* WHAT YOU WILL DO *
All of the data must be printed exactly; please include every line.

* THE INPUT *

↓

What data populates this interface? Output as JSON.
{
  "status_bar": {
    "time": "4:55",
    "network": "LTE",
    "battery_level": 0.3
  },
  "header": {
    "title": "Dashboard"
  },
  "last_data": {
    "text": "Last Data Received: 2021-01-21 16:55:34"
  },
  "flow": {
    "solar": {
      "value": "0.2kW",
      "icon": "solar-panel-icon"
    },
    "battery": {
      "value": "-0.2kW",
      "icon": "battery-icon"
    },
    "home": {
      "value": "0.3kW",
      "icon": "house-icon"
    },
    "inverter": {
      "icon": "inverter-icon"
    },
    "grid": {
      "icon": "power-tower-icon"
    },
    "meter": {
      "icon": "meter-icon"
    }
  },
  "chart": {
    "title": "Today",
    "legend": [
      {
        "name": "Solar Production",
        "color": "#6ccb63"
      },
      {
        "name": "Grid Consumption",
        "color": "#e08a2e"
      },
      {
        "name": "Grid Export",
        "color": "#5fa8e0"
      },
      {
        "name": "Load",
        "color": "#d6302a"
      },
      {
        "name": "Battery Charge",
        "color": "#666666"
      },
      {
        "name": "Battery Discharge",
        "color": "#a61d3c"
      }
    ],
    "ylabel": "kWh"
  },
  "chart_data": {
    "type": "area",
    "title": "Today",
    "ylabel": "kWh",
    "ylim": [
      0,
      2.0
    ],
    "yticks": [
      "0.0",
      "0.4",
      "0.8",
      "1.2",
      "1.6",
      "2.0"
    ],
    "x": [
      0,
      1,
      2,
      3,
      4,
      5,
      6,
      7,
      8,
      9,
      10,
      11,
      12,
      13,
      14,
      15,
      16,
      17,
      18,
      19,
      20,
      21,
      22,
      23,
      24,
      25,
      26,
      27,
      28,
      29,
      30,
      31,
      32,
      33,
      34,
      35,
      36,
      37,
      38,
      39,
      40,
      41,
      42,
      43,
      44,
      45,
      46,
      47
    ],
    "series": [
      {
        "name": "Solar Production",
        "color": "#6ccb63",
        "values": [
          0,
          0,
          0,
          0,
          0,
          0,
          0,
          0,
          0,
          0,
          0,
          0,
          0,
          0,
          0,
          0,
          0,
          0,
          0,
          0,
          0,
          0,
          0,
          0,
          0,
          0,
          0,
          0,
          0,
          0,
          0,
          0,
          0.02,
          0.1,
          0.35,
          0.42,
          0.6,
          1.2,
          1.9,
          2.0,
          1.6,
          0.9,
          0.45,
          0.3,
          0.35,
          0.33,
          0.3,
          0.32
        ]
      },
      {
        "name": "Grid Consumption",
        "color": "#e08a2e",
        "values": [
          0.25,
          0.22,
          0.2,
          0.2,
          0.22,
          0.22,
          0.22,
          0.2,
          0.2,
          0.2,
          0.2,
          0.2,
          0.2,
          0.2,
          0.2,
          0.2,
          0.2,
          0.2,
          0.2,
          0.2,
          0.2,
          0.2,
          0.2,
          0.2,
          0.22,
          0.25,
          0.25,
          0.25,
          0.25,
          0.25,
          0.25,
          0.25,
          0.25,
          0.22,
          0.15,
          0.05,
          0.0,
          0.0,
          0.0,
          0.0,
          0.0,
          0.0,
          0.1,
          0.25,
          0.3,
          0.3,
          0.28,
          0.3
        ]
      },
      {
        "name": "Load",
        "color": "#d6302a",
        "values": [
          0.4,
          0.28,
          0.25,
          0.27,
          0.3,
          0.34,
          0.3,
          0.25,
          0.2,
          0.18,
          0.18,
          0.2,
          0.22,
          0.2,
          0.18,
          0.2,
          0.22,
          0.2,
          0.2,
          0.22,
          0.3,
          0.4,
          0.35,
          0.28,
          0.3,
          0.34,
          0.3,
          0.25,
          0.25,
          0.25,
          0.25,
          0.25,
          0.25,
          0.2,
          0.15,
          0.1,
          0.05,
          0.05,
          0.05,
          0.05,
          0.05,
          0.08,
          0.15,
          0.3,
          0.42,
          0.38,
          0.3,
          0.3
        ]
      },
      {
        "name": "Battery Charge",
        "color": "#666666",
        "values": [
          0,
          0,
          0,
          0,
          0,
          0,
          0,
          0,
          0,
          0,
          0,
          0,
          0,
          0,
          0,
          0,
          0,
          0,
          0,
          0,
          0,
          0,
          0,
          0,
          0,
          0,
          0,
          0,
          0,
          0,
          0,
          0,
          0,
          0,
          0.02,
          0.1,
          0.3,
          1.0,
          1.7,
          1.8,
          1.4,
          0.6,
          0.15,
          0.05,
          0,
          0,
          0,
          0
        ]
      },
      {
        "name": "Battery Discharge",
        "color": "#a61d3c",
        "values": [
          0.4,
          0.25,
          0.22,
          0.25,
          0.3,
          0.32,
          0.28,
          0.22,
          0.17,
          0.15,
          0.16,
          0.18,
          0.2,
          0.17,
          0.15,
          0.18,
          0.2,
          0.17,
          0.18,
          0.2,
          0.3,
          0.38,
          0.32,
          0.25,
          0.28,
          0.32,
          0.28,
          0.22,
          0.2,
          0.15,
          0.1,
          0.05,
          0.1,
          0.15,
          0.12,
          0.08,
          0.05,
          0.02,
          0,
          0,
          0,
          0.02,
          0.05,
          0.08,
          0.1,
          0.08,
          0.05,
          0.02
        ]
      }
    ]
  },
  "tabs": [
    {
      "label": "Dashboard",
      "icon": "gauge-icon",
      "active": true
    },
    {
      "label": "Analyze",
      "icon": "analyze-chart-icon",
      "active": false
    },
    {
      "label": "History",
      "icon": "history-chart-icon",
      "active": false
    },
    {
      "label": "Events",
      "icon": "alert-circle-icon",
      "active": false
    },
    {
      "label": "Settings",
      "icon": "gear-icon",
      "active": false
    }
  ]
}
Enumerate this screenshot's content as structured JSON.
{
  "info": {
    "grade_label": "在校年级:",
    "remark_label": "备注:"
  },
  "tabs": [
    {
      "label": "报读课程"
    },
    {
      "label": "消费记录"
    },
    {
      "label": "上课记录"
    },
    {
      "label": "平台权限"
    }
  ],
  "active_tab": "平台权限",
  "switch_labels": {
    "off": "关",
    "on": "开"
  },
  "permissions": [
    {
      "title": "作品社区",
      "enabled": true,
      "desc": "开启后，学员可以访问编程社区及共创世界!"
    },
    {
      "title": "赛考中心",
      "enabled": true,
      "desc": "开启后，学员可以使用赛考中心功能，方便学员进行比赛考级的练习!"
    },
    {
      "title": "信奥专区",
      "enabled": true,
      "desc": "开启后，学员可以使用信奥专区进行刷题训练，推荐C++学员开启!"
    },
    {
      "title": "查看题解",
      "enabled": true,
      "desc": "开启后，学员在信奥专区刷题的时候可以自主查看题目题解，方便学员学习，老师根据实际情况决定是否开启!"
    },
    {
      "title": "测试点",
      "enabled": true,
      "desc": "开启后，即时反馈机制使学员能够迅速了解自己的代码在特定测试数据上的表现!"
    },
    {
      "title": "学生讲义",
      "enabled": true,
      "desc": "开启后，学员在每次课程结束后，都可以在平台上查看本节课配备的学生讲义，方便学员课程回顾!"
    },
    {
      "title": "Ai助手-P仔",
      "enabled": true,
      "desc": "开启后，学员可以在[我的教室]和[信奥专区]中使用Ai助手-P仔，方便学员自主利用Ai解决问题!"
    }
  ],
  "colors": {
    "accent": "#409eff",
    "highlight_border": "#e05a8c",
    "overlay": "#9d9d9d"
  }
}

↑

* CORRECT ANSWER *
What data populates this interface? Output as JSON.
{
  "status_bar": {
    "time": "4:55",
    "network": "LTE",
    "battery_level": 0.3
  },
  "header": {
    "title": "Dashboard"
  },
  "last_data": {
    "text": "Last Data Received: 2021-01-21 16:55:34"
  },
  "flow": {
    "solar": {
      "value": "0.2kW",
      "icon": "solar-panel-icon"
    },
    "battery": {
      "value": "-0.2kW",
      "icon": "battery-icon"
    },
    "home": {
      "value": "0.3kW",
      "icon": "house-icon"
    },
    "inverter": {
      "icon": "inverter-icon"
    },
    "grid": {
      "icon": "power-tower-icon"
    },
    "meter": {
      "icon": "meter-icon"
    }
  },
  "chart": {
    "title": "Today",
    "legend": [
      {
        "name": "Solar Production",
        "color": "#6ccb63"
      },
      {
        "name": "Grid Consumption",
        "color": "#e08a2e"
      },
      {
        "name": "Grid Export",
        "color": "#5fa8e0"
      },
      {
        "name": "Load",
        "color": "#d6302a"
      },
      {
        "name": "Battery Charge",
        "color": "#666666"
      },
      {
        "name": "Battery Discharge",
        "color": "#a61d3c"
      }
    ],
    "ylabel": "kWh"
  },
  "chart_data": {
    "type": "area",
    "title": "Today",
    "ylabel": "kWh",
    "ylim": [
      0,
      2.0
    ],
    "yticks": [
      "0.0",
      "0.4",
      "0.8",
      "1.2",
      "1.6",
      "2.0"
    ],
    "x": [
      0,
      1,
      2,
      3,
      4,
      5,
      6,
      7,
      8,
      9,
      10,
      11,
      12,
      13,
      14,
      15,
      16,
      17,
      18,
      19,
      20,
      21,
      22,
      23,
      24,
      25,
      26,
      27,
      28,
      29,
      30,
      31,
      32,
      33,
      34,
      35,
      36,
      37,
      38,
      39,
      40,
      41,
      42,
      43,
      44,
      45,
      46,
      47
    ],
    "series": [
      {
        "name": "Solar Production",
        "color": "#6ccb63",
        "values": [
          0,
          0,
          0,
          0,
          0,
          0,
          0,
          0,
          0,
          0,
          0,
          0,
          0,
          0,
          0,
          0,
          0,
          0,
          0,
          0,
          0,
          0,
          0,
          0,
          0,
          0,
          0,
          0,
          0,
          0,
          0,
          0,
          0.02,
          0.1,
          0.35,
          0.42,
          0.6,
          1.2,
          1.9,
          2.0,
          1.6,
          0.9,
          0.45,
          0.3,
          0.35,
          0.33,
          0.3,
          0.32
        ]
      },
      {
        "name": "Grid Consumption",
        "color": "#e08a2e",
        "values": [
          0.25,
          0.22,
          0.2,
          0.2,
          0.22,
          0.22,
          0.22,
          0.2,
          0.2,
          0.2,
          0.2,
          0.2,
          0.2,
          0.2,
          0.2,
          0.2,
          0.2,
          0.2,
          0.2,
          0.2,
          0.2,
          0.2,
          0.2,
          0.2,
          0.22,
          0.25,
          0.25,
          0.25,
          0.25,
          0.25,
          0.25,
          0.25,
          0.25,
          0.22,
          0.15,
          0.05,
          0.0,
          0.0,
          0.0,
          0.0,
          0.0,
          0.0,
          0.1,
          0.25,
          0.3,
          0.3,
          0.28,
          0.3
        ]
      },
      {
        "name": "Load",
        "color": "#d6302a",
        "values": [
          0.4,
          0.28,
          0.25,
          0.27,
          0.3,
          0.34,
          0.3,
          0.25,
          0.2,
          0.18,
          0.18,
          0.2,
          0.22,
          0.2,
          0.18,
          0.2,
          0.22,
          0.2,
          0.2,
          0.22,
          0.3,
          0.4,
          0.35,
          0.28,
          0.3,
          0.34,
          0.3,
          0.25,
          0.25,
          0.25,
          0.25,
          0.25,
          0.25,
          0.2,
          0.15,
          0.1,
          0.05,
          0.05,
          0.05,
          0.05,
          0.05,
          0.08,
          0.15,
          0.3,
          0.42,
          0.38,
          0.3,
          0.3
        ]
      },
      {
        "name": "Battery Charge",
        "color": "#666666",
        "values": [
          0,
          0,
          0,
          0,
          0,
          0,
          0,
          0,
          0,
          0,
          0,
          0,
          0,
          0,
          0,
          0,
          0,
          0,
          0,
          0,
          0,
          0,
          0,
          0,
          0,
          0,
          0,
          0,
          0,
          0,
          0,
          0,
          0,
          0,
          0.02,
          0.1,
          0.3,
          1.0,
          1.7,
          1.8,
          1.4,
          0.6,
          0.15,
          0.05,
          0,
          0,
          0,
          0
        ]
      },
      {
        "name": "Battery Discharge",
        "color": "#a61d3c",
        "values": [
          0.4,
          0.25,
          0.22,
          0.25,
          0.3,
          0.32,
          0.28,
          0.22,
          0.17,
          0.15,
          0.16,
          0.18,
          0.2,
          0.17,
          0.15,
          0.18,
          0.2,
          0.17,
          0.18,
          0.2,
          0.3,
          0.38,
          0.32,
          0.25,
          0.28,
          0.32,
          0.28,
          0.22,
          0.2,
          0.15,
          0.1,
          0.05,
          0.1,
          0.15,
          0.12,
          0.08,
          0.05,
          0.02,
          0,
          0,
          0,
          0.02,
          0.05,
          0.08,
          0.1,
          0.08,
          0.05,
          0.02
        ]
      }
    ]
  },
  "tabs": [
    {
      "label": "Dashboard",
      "icon": "gauge-icon",
      "active": true
    },
    {
      "label": "Analyze",
      "icon": "analyze-chart-icon",
      "active": false
    },
    {
      "label": "History",
      "icon": "history-chart-icon",
      "active": false
    },
    {
      "label": "Events",
      "icon": "alert-circle-icon",
      "active": false
    },
    {
      "label": "Settings",
      "icon": "gear-icon",
      "active": false
    }
  ]
}
Enumerate this screenshot's content as structured JSON.
{
  "info": {
    "grade_label": "在校年级:",
    "remark_label": "备注:"
  },
  "tabs": [
    {
      "label": "报读课程"
    },
    {
      "label": "消费记录"
    },
    {
      "label": "上课记录"
    },
    {
      "label": "平台权限"
    }
  ],
  "active_tab": "平台权限",
  "switch_labels": {
    "off": "关",
    "on": "开"
  },
  "permissions": [
    {
      "title": "作品社区",
      "enabled": true,
      "desc": "开启后，学员可以访问编程社区及共创世界!"
    },
    {
      "title": "赛考中心",
      "enabled": true,
      "desc": "开启后，学员可以使用赛考中心功能，方便学员进行比赛考级的练习!"
    },
    {
      "title": "信奥专区",
      "enabled": true,
      "desc": "开启后，学员可以使用信奥专区进行刷题训练，推荐C++学员开启!"
    },
    {
      "title": "查看题解",
      "enabled": true,
      "desc": "开启后，学员在信奥专区刷题的时候可以自主查看题目题解，方便学员学习，老师根据实际情况决定是否开启!"
    },
    {
      "title": "测试点",
      "enabled": true,
      "desc": "开启后，即时反馈机制使学员能够迅速了解自己的代码在特定测试数据上的表现!"
    },
    {
      "title": "学生讲义",
      "enabled": true,
      "desc": "开启后，学员在每次课程结束后，都可以在平台上查看本节课配备的学生讲义，方便学员课程回顾!"
    },
    {
      "title": "Ai助手-P仔",
      "enabled": true,
      "desc": "开启后，学员可以在[我的教室]和[信奥专区]中使用Ai助手-P仔，方便学员自主利用Ai解决问题!"
    }
  ],
  "colors": {
    "accent": "#409eff",
    "highlight_border": "#e05a8c",
    "overlay": "#9d9d9d"
  }
}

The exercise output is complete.